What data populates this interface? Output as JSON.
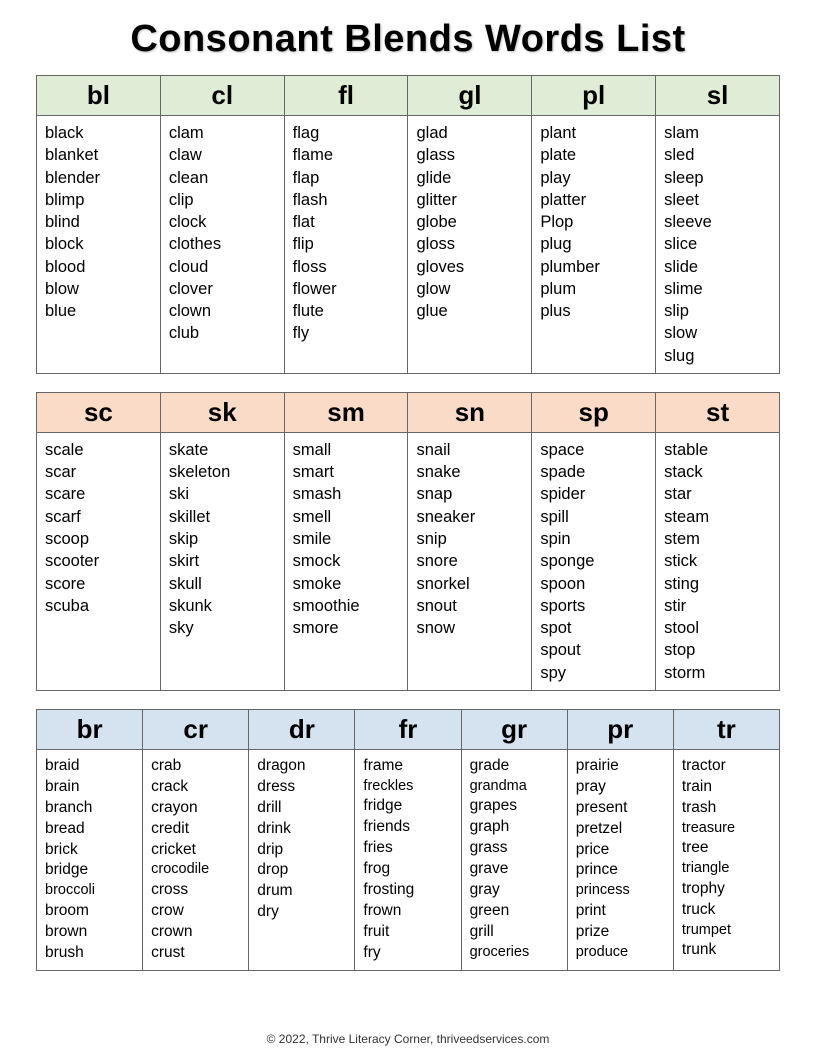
{
  "title": "Consonant Blends Words List",
  "footer": "© 2022, Thrive Literacy Corner, thriveedservices.com",
  "colors": {
    "green": "#e0edd6",
    "peach": "#fadbc7",
    "blue": "#d5e2f0",
    "border": "#666666",
    "background": "#ffffff"
  },
  "sections": [
    {
      "bgClass": "bg-green",
      "columns": [
        {
          "header": "bl",
          "words": [
            "black",
            "blanket",
            "blender",
            "blimp",
            "blind",
            "block",
            "blood",
            "blow",
            "blue"
          ]
        },
        {
          "header": "cl",
          "words": [
            "clam",
            "claw",
            "clean",
            "clip",
            "clock",
            "clothes",
            "cloud",
            "clover",
            "clown",
            "club"
          ]
        },
        {
          "header": "fl",
          "words": [
            "flag",
            "flame",
            "flap",
            "flash",
            "flat",
            "flip",
            "floss",
            "flower",
            "flute",
            "fly"
          ]
        },
        {
          "header": "gl",
          "words": [
            "glad",
            "glass",
            "glide",
            "glitter",
            "globe",
            "gloss",
            "gloves",
            "glow",
            "glue"
          ]
        },
        {
          "header": "pl",
          "words": [
            "plant",
            "plate",
            "play",
            "platter",
            "Plop",
            "plug",
            "plumber",
            "plum",
            "plus"
          ]
        },
        {
          "header": "sl",
          "words": [
            "slam",
            "sled",
            "sleep",
            "sleet",
            "sleeve",
            "slice",
            "slide",
            "slime",
            "slip",
            "slow",
            "slug"
          ]
        }
      ]
    },
    {
      "bgClass": "bg-peach",
      "columns": [
        {
          "header": "sc",
          "words": [
            "scale",
            "scar",
            "scare",
            "scarf",
            "scoop",
            "scooter",
            "score",
            "scuba"
          ]
        },
        {
          "header": "sk",
          "words": [
            "skate",
            "skeleton",
            "ski",
            "skillet",
            "skip",
            "skirt",
            "skull",
            "skunk",
            "sky"
          ]
        },
        {
          "header": "sm",
          "words": [
            "small",
            "smart",
            "smash",
            "smell",
            "smile",
            "smock",
            "smoke",
            "smoothie",
            "smore"
          ]
        },
        {
          "header": "sn",
          "words": [
            "snail",
            "snake",
            "snap",
            "sneaker",
            "snip",
            "snore",
            "snorkel",
            "snout",
            "snow"
          ]
        },
        {
          "header": "sp",
          "words": [
            "space",
            "spade",
            "spider",
            "spill",
            "spin",
            "sponge",
            "spoon",
            "sports",
            "spot",
            "spout",
            "spy"
          ]
        },
        {
          "header": "st",
          "words": [
            "stable",
            "stack",
            "star",
            "steam",
            "stem",
            "stick",
            "sting",
            "stir",
            "stool",
            "stop",
            "storm"
          ]
        }
      ]
    },
    {
      "bgClass": "bg-blue",
      "columns": [
        {
          "header": "br",
          "words": [
            "braid",
            "brain",
            "branch",
            "bread",
            "brick",
            "bridge",
            "broccoli",
            "broom",
            "brown",
            "brush"
          ]
        },
        {
          "header": "cr",
          "words": [
            "crab",
            "crack",
            "crayon",
            "credit",
            "cricket",
            "crocodile",
            "cross",
            "crow",
            "crown",
            "crust"
          ]
        },
        {
          "header": "dr",
          "words": [
            "dragon",
            "dress",
            "drill",
            "drink",
            "drip",
            "drop",
            "drum",
            "dry"
          ]
        },
        {
          "header": "fr",
          "words": [
            "frame",
            "freckles",
            "fridge",
            "friends",
            "fries",
            "frog",
            "frosting",
            "frown",
            "fruit",
            "fry"
          ]
        },
        {
          "header": "gr",
          "words": [
            "grade",
            "grandma",
            "grapes",
            "graph",
            "grass",
            "grave",
            "gray",
            "green",
            "grill",
            "groceries"
          ]
        },
        {
          "header": "pr",
          "words": [
            "prairie",
            "pray",
            "present",
            "pretzel",
            "price",
            "prince",
            "princess",
            "print",
            "prize",
            "produce"
          ]
        },
        {
          "header": "tr",
          "words": [
            "tractor",
            "train",
            "trash",
            "treasure",
            "tree",
            "triangle",
            "trophy",
            "truck",
            "trumpet",
            "trunk"
          ]
        }
      ]
    }
  ]
}
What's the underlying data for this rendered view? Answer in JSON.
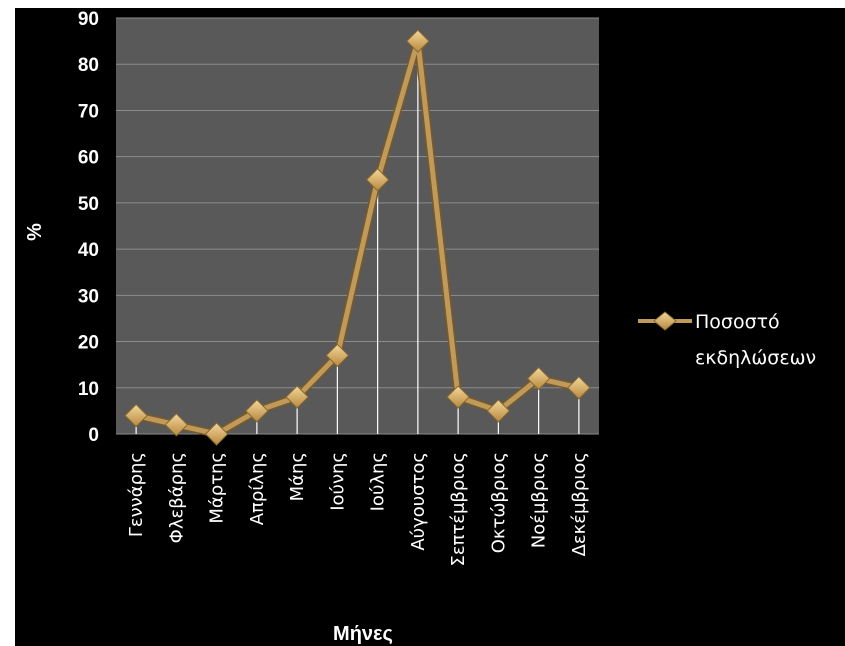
{
  "chart_data": {
    "type": "line",
    "title": "",
    "xlabel": "Μήνες",
    "ylabel": "%",
    "ylim": [
      0,
      90
    ],
    "yticks": [
      0,
      10,
      20,
      30,
      40,
      50,
      60,
      70,
      80,
      90
    ],
    "categories": [
      "Γεννάρης",
      "Φλεβάρης",
      "Μάρτης",
      "Απρίλης",
      "Μάης",
      "Ιούνης",
      "Ιούλης",
      "Αύγουστος",
      "Σεπτέμβριος",
      "Οκτώβριος",
      "Νοέμβριος",
      "Δεκέμβριος"
    ],
    "series": [
      {
        "name": "Ποσοστό εκδηλώσεων",
        "values": [
          4,
          2,
          0,
          5,
          8,
          17,
          55,
          85,
          8,
          5,
          12,
          10
        ]
      }
    ],
    "grid": true,
    "legend": "right",
    "colors": {
      "background": "#000000",
      "plot_area": "#595959",
      "gridline": "#8c8c8c",
      "line": "#c09a5a",
      "marker": "#e8c27a",
      "text": "#ffffff"
    }
  },
  "legend": {
    "line1": "Ποσοστό",
    "line2": "εκδηλώσεων"
  }
}
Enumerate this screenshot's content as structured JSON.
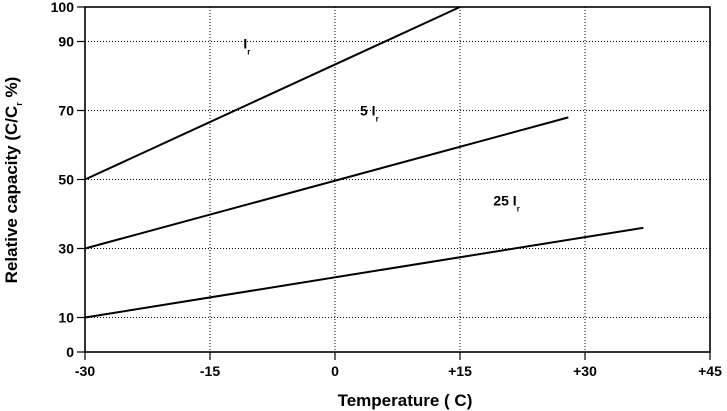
{
  "chart_data": {
    "type": "line",
    "xlabel": "Temperature  ( C)",
    "ylabel": "Relative capacity (C/C %)",
    "ylabel_sub": "r",
    "xlim": [
      -30,
      45
    ],
    "ylim": [
      0,
      100
    ],
    "x_ticks": [
      -30,
      -15,
      0,
      15,
      30,
      45
    ],
    "x_tick_labels": [
      "-30",
      "-15",
      "0",
      "+15",
      "+30",
      "+45"
    ],
    "y_ticks": [
      0,
      10,
      30,
      50,
      70,
      90,
      100
    ],
    "y_tick_labels": [
      "0",
      "10",
      "30",
      "50",
      "70",
      "90",
      "100"
    ],
    "grid": true,
    "series": [
      {
        "name": "I",
        "name_sub": "r",
        "x": [
          -30,
          15
        ],
        "y": [
          50,
          100
        ],
        "label_at": [
          -11,
          88
        ]
      },
      {
        "name": "5 I",
        "name_sub": "r",
        "x": [
          -30,
          28
        ],
        "y": [
          30,
          68
        ],
        "label_at": [
          3,
          68.5
        ]
      },
      {
        "name": "25 I",
        "name_sub": "r",
        "x": [
          -30,
          37
        ],
        "y": [
          10,
          36
        ],
        "label_at": [
          19,
          42.5
        ]
      }
    ]
  }
}
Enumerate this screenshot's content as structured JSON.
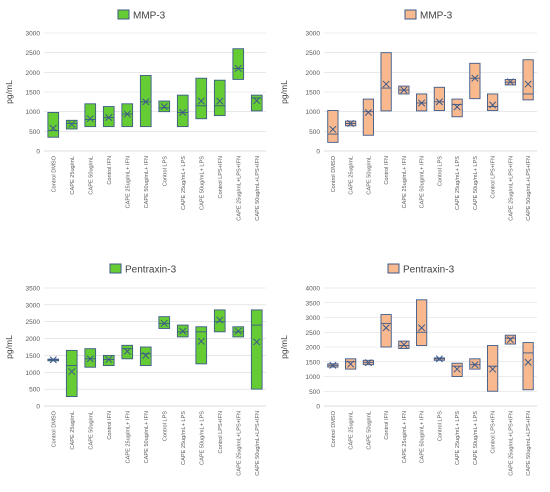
{
  "chart_data": [
    {
      "type": "box",
      "title": "MMP-3",
      "ylabel": "pg/mL",
      "ylim": [
        0,
        3000
      ],
      "yticks": [
        0,
        500,
        1000,
        1500,
        2000,
        2500,
        3000
      ],
      "grid": true,
      "legend": "top",
      "color": "#66cc33",
      "categories": [
        "Control DMSO",
        "CAPE 25ug/mL",
        "CAPE 50ug/mL",
        "Control IFN",
        "CAPE 25ug/mL+ IFN",
        "CAPE 50ug/mL+ IFN",
        "Control LPS",
        "CAPE 25ug/mL+ LPS",
        "CAPE 50ug/mL+ LPS",
        "Control LPS+IFN",
        "CAPE 25ug/mL+LPS+IFN",
        "CAPE 50ug/mL+LPS+IFN"
      ],
      "boxes": [
        {
          "low": 350,
          "high": 980,
          "median": 520,
          "mean": 580
        },
        {
          "low": 560,
          "high": 780,
          "median": 700,
          "mean": 680
        },
        {
          "low": 620,
          "high": 1200,
          "median": 800,
          "mean": 820
        },
        {
          "low": 620,
          "high": 1130,
          "median": 850,
          "mean": 850
        },
        {
          "low": 620,
          "high": 1200,
          "median": 940,
          "mean": 940
        },
        {
          "low": 620,
          "high": 1920,
          "median": 1250,
          "mean": 1250
        },
        {
          "low": 1000,
          "high": 1270,
          "median": 1100,
          "mean": 1130
        },
        {
          "low": 620,
          "high": 1420,
          "median": 980,
          "mean": 980
        },
        {
          "low": 820,
          "high": 1850,
          "median": 1150,
          "mean": 1270
        },
        {
          "low": 900,
          "high": 1800,
          "median": 1150,
          "mean": 1270
        },
        {
          "low": 1820,
          "high": 2600,
          "median": 2100,
          "mean": 2100
        },
        {
          "low": 1020,
          "high": 1420,
          "median": 1350,
          "mean": 1280
        }
      ]
    },
    {
      "type": "box",
      "title": "MMP-3",
      "ylabel": "pg/mL",
      "ylim": [
        0,
        3000
      ],
      "yticks": [
        0,
        500,
        1000,
        1500,
        2000,
        2500,
        3000
      ],
      "grid": true,
      "legend": "top",
      "color": "#f8b98f",
      "categories": [
        "Control DMSO",
        "CAPE 25ug/mL",
        "CAPE 50ug/mL",
        "Control IFN",
        "CAPE 25ug/mL+ IFN",
        "CAPE 50ug/mL+ IFN",
        "Control LPS",
        "CAPE 25ug/mL+ LPS",
        "CAPE 50ug/mL+ LPS",
        "Control LPS+IFN",
        "CAPE 25ug/mL+LPS+IFN",
        "CAPE 50ug/mL+LPS+IFN"
      ],
      "boxes": [
        {
          "low": 220,
          "high": 1030,
          "median": 430,
          "mean": 550
        },
        {
          "low": 640,
          "high": 760,
          "median": 700,
          "mean": 700
        },
        {
          "low": 400,
          "high": 1320,
          "median": 1000,
          "mean": 980
        },
        {
          "low": 1020,
          "high": 2500,
          "median": 1600,
          "mean": 1700
        },
        {
          "low": 1450,
          "high": 1650,
          "median": 1550,
          "mean": 1550
        },
        {
          "low": 1020,
          "high": 1450,
          "median": 1220,
          "mean": 1220
        },
        {
          "low": 1030,
          "high": 1620,
          "median": 1250,
          "mean": 1250
        },
        {
          "low": 870,
          "high": 1320,
          "median": 1180,
          "mean": 1120
        },
        {
          "low": 1330,
          "high": 2230,
          "median": 1850,
          "mean": 1850
        },
        {
          "low": 1030,
          "high": 1450,
          "median": 1130,
          "mean": 1170
        },
        {
          "low": 1680,
          "high": 1820,
          "median": 1750,
          "mean": 1760
        },
        {
          "low": 1300,
          "high": 2320,
          "median": 1450,
          "mean": 1700
        }
      ]
    },
    {
      "type": "box",
      "title": "Pentraxin-3",
      "ylabel": "pg/mL",
      "ylim": [
        0,
        3500
      ],
      "yticks": [
        0,
        500,
        1000,
        1500,
        2000,
        2500,
        3000,
        3500
      ],
      "grid": true,
      "legend": "top",
      "color": "#66cc33",
      "categories": [
        "Control DMSO",
        "CAPE 25ug/mL",
        "CAPE 50ug/mL",
        "Control IFN",
        "CAPE 25ug/mL+ IFN",
        "CAPE 50ug/mL+ IFN",
        "Control LPS",
        "CAPE 25ug/mL+ LPS",
        "CAPE 50ug/mL+ LPS",
        "Control LPS+IFN",
        "CAPE 25ug/mL+LPS+IFN",
        "CAPE 50ug/mL+LPS+IFN"
      ],
      "boxes": [
        {
          "low": 1340,
          "high": 1390,
          "median": 1370,
          "mean": 1370
        },
        {
          "low": 280,
          "high": 1650,
          "median": 1200,
          "mean": 1020
        },
        {
          "low": 1150,
          "high": 1700,
          "median": 1400,
          "mean": 1400
        },
        {
          "low": 1200,
          "high": 1500,
          "median": 1380,
          "mean": 1380
        },
        {
          "low": 1400,
          "high": 1800,
          "median": 1700,
          "mean": 1620
        },
        {
          "low": 1200,
          "high": 1750,
          "median": 1550,
          "mean": 1500
        },
        {
          "low": 2300,
          "high": 2650,
          "median": 2450,
          "mean": 2450
        },
        {
          "low": 2050,
          "high": 2400,
          "median": 2200,
          "mean": 2220
        },
        {
          "low": 1250,
          "high": 2350,
          "median": 2200,
          "mean": 1920
        },
        {
          "low": 2200,
          "high": 2850,
          "median": 2500,
          "mean": 2550
        },
        {
          "low": 2050,
          "high": 2350,
          "median": 2200,
          "mean": 2220
        },
        {
          "low": 500,
          "high": 2850,
          "median": 2400,
          "mean": 1900
        }
      ]
    },
    {
      "type": "box",
      "title": "Pentraxin-3",
      "ylabel": "pg/mL",
      "ylim": [
        0,
        4000
      ],
      "yticks": [
        0,
        500,
        1000,
        1500,
        2000,
        2500,
        3000,
        3500,
        4000
      ],
      "grid": true,
      "legend": "top",
      "color": "#f8b98f",
      "categories": [
        "Control DMSO",
        "CAPE 25ug/mL",
        "CAPE 50ug/mL",
        "Control IFN",
        "CAPE 25ug/mL+ IFN",
        "CAPE 50ug/mL+ IFN",
        "Control LPS",
        "CAPE 25ug/mL+ LPS",
        "CAPE 50ug/mL+ LPS",
        "Control LPS+IFN",
        "CAPE 25ug/mL+LPS+IFN",
        "CAPE 50ug/mL+LPS+IFN"
      ],
      "boxes": [
        {
          "low": 1320,
          "high": 1430,
          "median": 1380,
          "mean": 1380
        },
        {
          "low": 1250,
          "high": 1600,
          "median": 1500,
          "mean": 1420
        },
        {
          "low": 1400,
          "high": 1550,
          "median": 1480,
          "mean": 1470
        },
        {
          "low": 2000,
          "high": 3100,
          "median": 2800,
          "mean": 2650
        },
        {
          "low": 1950,
          "high": 2200,
          "median": 2050,
          "mean": 2080
        },
        {
          "low": 2050,
          "high": 3600,
          "median": 2500,
          "mean": 2650
        },
        {
          "low": 1550,
          "high": 1630,
          "median": 1600,
          "mean": 1600
        },
        {
          "low": 1000,
          "high": 1450,
          "median": 1350,
          "mean": 1250
        },
        {
          "low": 1250,
          "high": 1600,
          "median": 1400,
          "mean": 1400
        },
        {
          "low": 500,
          "high": 2050,
          "median": 1350,
          "mean": 1250
        },
        {
          "low": 2100,
          "high": 2400,
          "median": 2300,
          "mean": 2250
        },
        {
          "low": 550,
          "high": 2150,
          "median": 1800,
          "mean": 1480
        }
      ]
    }
  ]
}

* * *

▸ **Aim of the exercise**
Copy out every line of the material above that mentions the word "εκδηλώσεων".

▸ **Output of the exercise**
        "name": "Ποσοστό εκδηλώσεων",
    "line2": "εκδηλώσεων"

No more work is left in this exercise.